- **Instructions to follow**: Transcribe every line exactly and omit anything that is a picture.
begin
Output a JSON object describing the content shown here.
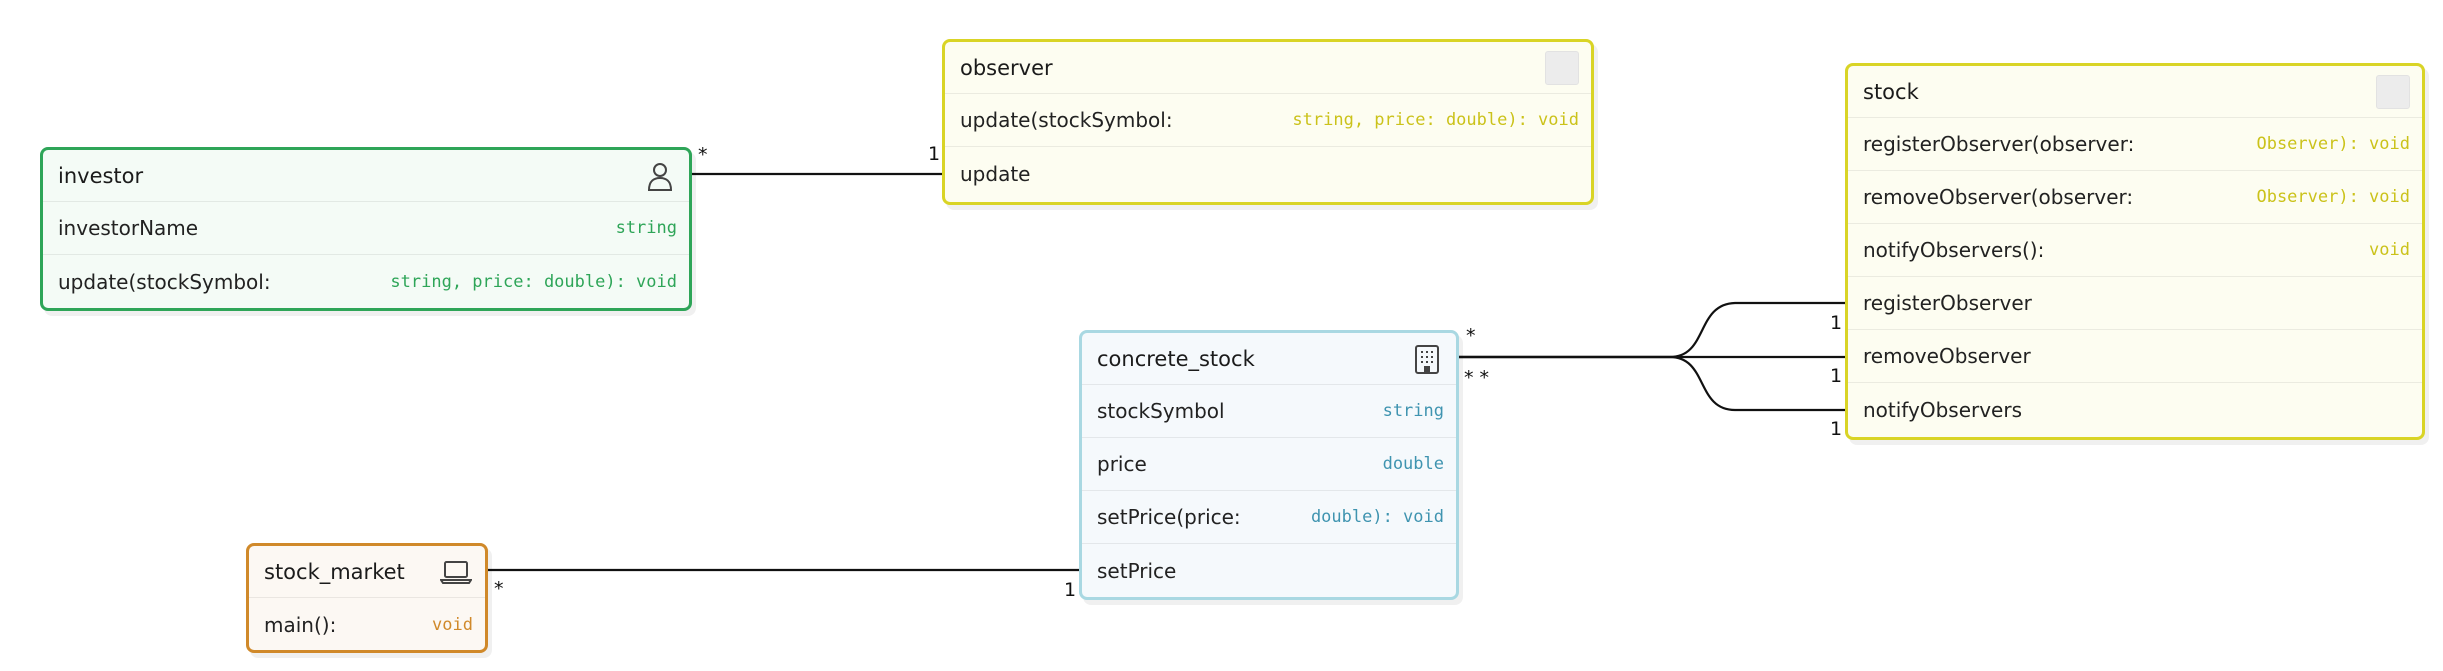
{
  "colors": {
    "investor": {
      "border": "#2ea558",
      "bg": "#f4fbf6",
      "type": "#2ea558"
    },
    "observer": {
      "border": "#d9d426",
      "bg": "#fdfdf1",
      "type": "#cbc21a"
    },
    "stock": {
      "border": "#d9d426",
      "bg": "#fdfdf1",
      "type": "#cbc21a"
    },
    "concrete_stock": {
      "border": "#a9d8e2",
      "bg": "#f5f9fc",
      "type": "#3f94b0"
    },
    "stock_market": {
      "border": "#d0892a",
      "bg": "#fcf8f3",
      "type": "#d0892a"
    }
  },
  "entities": {
    "investor": {
      "title": "investor",
      "icon": "person-icon",
      "rows": [
        {
          "name": "investorName",
          "type": "string"
        },
        {
          "name": "update(stockSymbol:",
          "type": "string, price: double): void"
        }
      ]
    },
    "observer": {
      "title": "observer",
      "icon": "placeholder-icon",
      "rows": [
        {
          "name": "update(stockSymbol:",
          "type": "string, price: double): void"
        },
        {
          "name": "update",
          "type": ""
        }
      ]
    },
    "stock": {
      "title": "stock",
      "icon": "placeholder-icon",
      "rows": [
        {
          "name": "registerObserver(observer:",
          "type": "Observer): void"
        },
        {
          "name": "removeObserver(observer:",
          "type": "Observer): void"
        },
        {
          "name": "notifyObservers():",
          "type": "void"
        },
        {
          "name": "registerObserver",
          "type": ""
        },
        {
          "name": "removeObserver",
          "type": ""
        },
        {
          "name": "notifyObservers",
          "type": ""
        }
      ]
    },
    "concrete_stock": {
      "title": "concrete_stock",
      "icon": "building-icon",
      "rows": [
        {
          "name": "stockSymbol",
          "type": "string"
        },
        {
          "name": "price",
          "type": "double"
        },
        {
          "name": "setPrice(price:",
          "type": "double): void"
        },
        {
          "name": "setPrice",
          "type": ""
        }
      ]
    },
    "stock_market": {
      "title": "stock_market",
      "icon": "laptop-icon",
      "rows": [
        {
          "name": "main():",
          "type": "void"
        }
      ]
    }
  },
  "multiplicities": {
    "investor_observer_source": "*",
    "investor_observer_target": "1",
    "concrete_stock_stock_source_a": "*",
    "concrete_stock_stock_source_b": "* *",
    "concrete_stock_stock_target_1": "1",
    "concrete_stock_stock_target_2": "1",
    "concrete_stock_stock_target_3": "1",
    "stock_market_concrete_stock_source": "*",
    "stock_market_concrete_stock_target": "1"
  }
}
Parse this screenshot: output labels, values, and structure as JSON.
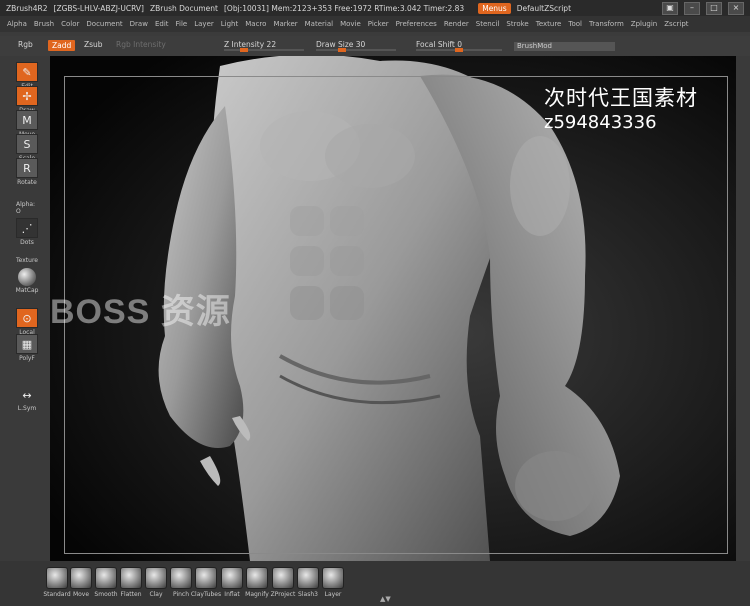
{
  "titlebar": {
    "app": "ZBrush4R2",
    "serial": "[ZGBS-LHLV-ABZJ-UCRV]",
    "doc": "ZBrush Document",
    "stats": "[Obj:10031] Mem:2123+353 Free:1972 RTime:3.042 Timer:2.83",
    "menus_label": "Menus",
    "script_label": "DefaultZScript"
  },
  "menubar": [
    "Alpha",
    "Brush",
    "Color",
    "Document",
    "Draw",
    "Edit",
    "File",
    "Layer",
    "Light",
    "Macro",
    "Marker",
    "Material",
    "Movie",
    "Picker",
    "Preferences",
    "Render",
    "Stencil",
    "Stroke",
    "Texture",
    "Tool",
    "Transform",
    "Zplugin",
    "Zscript"
  ],
  "toolbar": {
    "rgb": "Rgb",
    "zadd": "Zadd",
    "zsub": "Zsub",
    "rgb_intensity": "Rgb Intensity",
    "z_intensity": "Z Intensity 22",
    "draw_size": "Draw Size 30",
    "focal_shift": "Focal Shift 0",
    "brushmod": "BrushMod",
    "z_intensity_level": 0.22,
    "draw_size_level": 0.3,
    "focal_shift_level": 0.5,
    "accent": "#e0661f"
  },
  "left_tools": {
    "edit": "Edit",
    "draw": "Draw",
    "move": "Move",
    "scale": "Scale",
    "rotate": "Rotate",
    "alpha": "Alpha: O",
    "dots": "Dots",
    "texture": "Texture",
    "matcap": "MatCap",
    "local": "Local",
    "polyf": "PolyF",
    "lsym": "L.Sym"
  },
  "watermark": {
    "cn": "次时代王国素材",
    "id": "z594843336",
    "boss": "BOSS 资源"
  },
  "brushes": [
    "Standard",
    "Move",
    "Smooth",
    "Flatten",
    "Clay",
    "Pinch",
    "ClayTubes",
    "Inflat",
    "Magnify",
    "ZProject",
    "Slash3",
    "Layer"
  ]
}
end
- **Answer to the problem**:
Output a JSON object describing the content shown here.
{
  "colors": {
    "investor": {
      "border": "#2ea558",
      "bg": "#f4fbf6",
      "type": "#2ea558"
    },
    "observer": {
      "border": "#d9d426",
      "bg": "#fdfdf1",
      "type": "#cbc21a"
    },
    "stock": {
      "border": "#d9d426",
      "bg": "#fdfdf1",
      "type": "#cbc21a"
    },
    "concrete_stock": {
      "border": "#a9d8e2",
      "bg": "#f5f9fc",
      "type": "#3f94b0"
    },
    "stock_market": {
      "border": "#d0892a",
      "bg": "#fcf8f3",
      "type": "#d0892a"
    }
  },
  "entities": {
    "investor": {
      "title": "investor",
      "icon": "person-icon",
      "rows": [
        {
          "name": "investorName",
          "type": "string"
        },
        {
          "name": "update(stockSymbol:",
          "type": "string, price: double): void"
        }
      ]
    },
    "observer": {
      "title": "observer",
      "icon": "placeholder-icon",
      "rows": [
        {
          "name": "update(stockSymbol:",
          "type": "string, price: double): void"
        },
        {
          "name": "update",
          "type": ""
        }
      ]
    },
    "stock": {
      "title": "stock",
      "icon": "placeholder-icon",
      "rows": [
        {
          "name": "registerObserver(observer:",
          "type": "Observer): void"
        },
        {
          "name": "removeObserver(observer:",
          "type": "Observer): void"
        },
        {
          "name": "notifyObservers():",
          "type": "void"
        },
        {
          "name": "registerObserver",
          "type": ""
        },
        {
          "name": "removeObserver",
          "type": ""
        },
        {
          "name": "notifyObservers",
          "type": ""
        }
      ]
    },
    "concrete_stock": {
      "title": "concrete_stock",
      "icon": "building-icon",
      "rows": [
        {
          "name": "stockSymbol",
          "type": "string"
        },
        {
          "name": "price",
          "type": "double"
        },
        {
          "name": "setPrice(price:",
          "type": "double): void"
        },
        {
          "name": "setPrice",
          "type": ""
        }
      ]
    },
    "stock_market": {
      "title": "stock_market",
      "icon": "laptop-icon",
      "rows": [
        {
          "name": "main():",
          "type": "void"
        }
      ]
    }
  },
  "multiplicities": {
    "investor_observer_source": "*",
    "investor_observer_target": "1",
    "concrete_stock_stock_source_a": "*",
    "concrete_stock_stock_source_b": "* *",
    "concrete_stock_stock_target_1": "1",
    "concrete_stock_stock_target_2": "1",
    "concrete_stock_stock_target_3": "1",
    "stock_market_concrete_stock_source": "*",
    "stock_market_concrete_stock_target": "1"
  }
}
Parse this screenshot: output labels, values, and structure as JSON.
{
  "titlebar": {
    "app": "ZBrush4R2",
    "serial": "[ZGBS-LHLV-ABZJ-UCRV]",
    "doc": "ZBrush Document",
    "stats": "[Obj:10031] Mem:2123+353 Free:1972 RTime:3.042 Timer:2.83",
    "menus_label": "Menus",
    "script_label": "DefaultZScript"
  },
  "menubar": [
    "Alpha",
    "Brush",
    "Color",
    "Document",
    "Draw",
    "Edit",
    "File",
    "Layer",
    "Light",
    "Macro",
    "Marker",
    "Material",
    "Movie",
    "Picker",
    "Preferences",
    "Render",
    "Stencil",
    "Stroke",
    "Texture",
    "Tool",
    "Transform",
    "Zplugin",
    "Zscript"
  ],
  "toolbar": {
    "rgb": "Rgb",
    "zadd": "Zadd",
    "zsub": "Zsub",
    "rgb_intensity": "Rgb Intensity",
    "z_intensity": "Z Intensity 22",
    "draw_size": "Draw Size 30",
    "focal_shift": "Focal Shift 0",
    "brushmod": "BrushMod",
    "z_intensity_level": 0.22,
    "draw_size_level": 0.3,
    "focal_shift_level": 0.5,
    "accent": "#e0661f"
  },
  "left_tools": {
    "edit": "Edit",
    "draw": "Draw",
    "move": "Move",
    "scale": "Scale",
    "rotate": "Rotate",
    "alpha": "Alpha: O",
    "dots": "Dots",
    "texture": "Texture",
    "matcap": "MatCap",
    "local": "Local",
    "polyf": "PolyF",
    "lsym": "L.Sym"
  },
  "watermark": {
    "cn": "次时代王国素材",
    "id": "z594843336",
    "boss": "BOSS 资源"
  },
  "brushes": [
    "Standard",
    "Move",
    "Smooth",
    "Flatten",
    "Clay",
    "Pinch",
    "ClayTubes",
    "Inflat",
    "Magnify",
    "ZProject",
    "Slash3",
    "Layer"
  ]
}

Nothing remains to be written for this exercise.